Work to do:
What follows is a listing. Return every line of it exactly.

--- START OF Records provided ---

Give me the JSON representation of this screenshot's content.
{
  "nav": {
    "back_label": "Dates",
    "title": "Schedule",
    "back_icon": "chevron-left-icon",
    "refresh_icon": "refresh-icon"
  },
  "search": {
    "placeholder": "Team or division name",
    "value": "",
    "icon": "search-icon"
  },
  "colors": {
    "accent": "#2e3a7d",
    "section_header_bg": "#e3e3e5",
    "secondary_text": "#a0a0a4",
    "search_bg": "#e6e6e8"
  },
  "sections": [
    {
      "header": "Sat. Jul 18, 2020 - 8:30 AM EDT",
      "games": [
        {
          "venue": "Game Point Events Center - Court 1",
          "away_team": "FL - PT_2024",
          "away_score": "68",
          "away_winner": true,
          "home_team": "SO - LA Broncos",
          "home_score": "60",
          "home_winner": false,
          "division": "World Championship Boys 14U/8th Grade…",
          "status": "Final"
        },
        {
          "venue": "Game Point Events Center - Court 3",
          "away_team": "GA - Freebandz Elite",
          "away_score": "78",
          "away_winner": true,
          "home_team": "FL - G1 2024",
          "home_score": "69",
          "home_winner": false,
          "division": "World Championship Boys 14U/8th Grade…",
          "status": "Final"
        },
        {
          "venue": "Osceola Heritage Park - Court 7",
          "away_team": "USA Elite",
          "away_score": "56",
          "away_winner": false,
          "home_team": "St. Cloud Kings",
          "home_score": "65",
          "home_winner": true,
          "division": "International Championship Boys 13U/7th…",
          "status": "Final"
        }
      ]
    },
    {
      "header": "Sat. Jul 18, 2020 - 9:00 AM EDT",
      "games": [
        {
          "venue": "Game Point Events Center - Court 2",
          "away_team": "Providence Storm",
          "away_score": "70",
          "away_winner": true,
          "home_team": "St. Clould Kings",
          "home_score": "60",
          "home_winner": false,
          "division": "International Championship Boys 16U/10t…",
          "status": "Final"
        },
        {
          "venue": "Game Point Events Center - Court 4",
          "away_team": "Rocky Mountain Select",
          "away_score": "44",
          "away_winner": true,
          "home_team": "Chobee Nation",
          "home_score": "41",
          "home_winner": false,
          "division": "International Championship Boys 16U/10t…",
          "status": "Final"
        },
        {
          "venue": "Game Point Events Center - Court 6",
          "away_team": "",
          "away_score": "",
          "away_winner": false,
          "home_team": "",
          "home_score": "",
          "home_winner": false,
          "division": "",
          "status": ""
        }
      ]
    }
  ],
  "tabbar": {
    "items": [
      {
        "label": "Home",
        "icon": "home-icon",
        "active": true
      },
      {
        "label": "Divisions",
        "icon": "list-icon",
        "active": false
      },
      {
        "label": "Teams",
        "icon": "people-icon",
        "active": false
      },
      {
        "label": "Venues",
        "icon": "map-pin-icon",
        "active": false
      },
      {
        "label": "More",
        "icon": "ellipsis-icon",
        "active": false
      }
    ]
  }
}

--- END OF Records provided ---

Solution to the problem:
Give me the JSON representation of this screenshot's content.
{
  "nav": {
    "back_label": "Dates",
    "title": "Schedule",
    "back_icon": "chevron-left-icon",
    "refresh_icon": "refresh-icon"
  },
  "search": {
    "placeholder": "Team or division name",
    "value": "",
    "icon": "search-icon"
  },
  "colors": {
    "accent": "#2e3a7d",
    "section_header_bg": "#e3e3e5",
    "secondary_text": "#a0a0a4",
    "search_bg": "#e6e6e8"
  },
  "sections": [
    {
      "header": "Sat. Jul 18, 2020 - 8:30 AM EDT",
      "games": [
        {
          "venue": "Game Point Events Center - Court 1",
          "away_team": "FL - PT_2024",
          "away_score": "68",
          "away_winner": true,
          "home_team": "SO - LA Broncos",
          "home_score": "60",
          "home_winner": false,
          "division": "World Championship Boys 14U/8th Grade…",
          "status": "Final"
        },
        {
          "venue": "Game Point Events Center - Court 3",
          "away_team": "GA - Freebandz Elite",
          "away_score": "78",
          "away_winner": true,
          "home_team": "FL - G1 2024",
          "home_score": "69",
          "home_winner": false,
          "division": "World Championship Boys 14U/8th Grade…",
          "status": "Final"
        },
        {
          "venue": "Osceola Heritage Park - Court 7",
          "away_team": "USA Elite",
          "away_score": "56",
          "away_winner": false,
          "home_team": "St. Cloud Kings",
          "home_score": "65",
          "home_winner": true,
          "division": "International Championship Boys 13U/7th…",
          "status": "Final"
        }
      ]
    },
    {
      "header": "Sat. Jul 18, 2020 - 9:00 AM EDT",
      "games": [
        {
          "venue": "Game Point Events Center - Court 2",
          "away_team": "Providence Storm",
          "away_score": "70",
          "away_winner": true,
          "home_team": "St. Clould Kings",
          "home_score": "60",
          "home_winner": false,
          "division": "International Championship Boys 16U/10t…",
          "status": "Final"
        },
        {
          "venue": "Game Point Events Center - Court 4",
          "away_team": "Rocky Mountain Select",
          "away_score": "44",
          "away_winner": true,
          "home_team": "Chobee Nation",
          "home_score": "41",
          "home_winner": false,
          "division": "International Championship Boys 16U/10t…",
          "status": "Final"
        },
        {
          "venue": "Game Point Events Center - Court 6",
          "away_team": "",
          "away_score": "",
          "away_winner": false,
          "home_team": "",
          "home_score": "",
          "home_winner": false,
          "division": "",
          "status": ""
        }
      ]
    }
  ],
  "tabbar": {
    "items": [
      {
        "label": "Home",
        "icon": "home-icon",
        "active": true
      },
      {
        "label": "Divisions",
        "icon": "list-icon",
        "active": false
      },
      {
        "label": "Teams",
        "icon": "people-icon",
        "active": false
      },
      {
        "label": "Venues",
        "icon": "map-pin-icon",
        "active": false
      },
      {
        "label": "More",
        "icon": "ellipsis-icon",
        "active": false
      }
    ]
  }
}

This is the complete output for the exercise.